◆ Aim of the exercise:
Copy the entries below word for word, keeping every line as it appears.

◆ The input:
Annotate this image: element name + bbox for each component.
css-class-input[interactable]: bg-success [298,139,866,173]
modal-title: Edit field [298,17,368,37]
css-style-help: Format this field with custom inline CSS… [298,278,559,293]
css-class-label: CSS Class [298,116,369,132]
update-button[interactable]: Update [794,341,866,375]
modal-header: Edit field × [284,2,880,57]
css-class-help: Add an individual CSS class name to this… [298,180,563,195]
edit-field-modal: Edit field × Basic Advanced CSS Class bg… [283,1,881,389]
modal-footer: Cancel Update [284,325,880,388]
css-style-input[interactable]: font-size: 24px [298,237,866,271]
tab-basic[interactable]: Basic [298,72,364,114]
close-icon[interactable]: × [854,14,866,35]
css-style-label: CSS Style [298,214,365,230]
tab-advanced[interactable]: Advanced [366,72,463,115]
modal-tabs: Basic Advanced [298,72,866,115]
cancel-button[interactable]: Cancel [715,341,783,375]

◆ Expected output:
Annotate this image: element name + bbox for each component.
css-class-input[interactable]: bg-success [298,139,866,173]
modal-title: Edit field [298,17,368,37]
css-style-help: Format this field with custom inline CSS… [298,278,559,293]
css-class-label: CSS Class [298,116,369,132]
update-button[interactable]: Update [794,341,866,375]
modal-header: Edit field × [284,2,880,57]
css-class-help: Add an individual CSS class name to this… [298,180,563,195]
edit-field-modal: Edit field × Basic Advanced CSS Class bg… [283,1,881,389]
modal-footer: Cancel Update [284,325,880,388]
css-style-input[interactable]: font-size: 24px [298,237,866,271]
tab-basic[interactable]: Basic [298,72,364,114]
close-icon[interactable]: × [854,14,866,35]
css-style-label: CSS Style [298,214,365,230]
tab-advanced[interactable]: Advanced [366,72,463,115]
modal-tabs: Basic Advanced [298,72,866,115]
cancel-button[interactable]: Cancel [715,341,783,375]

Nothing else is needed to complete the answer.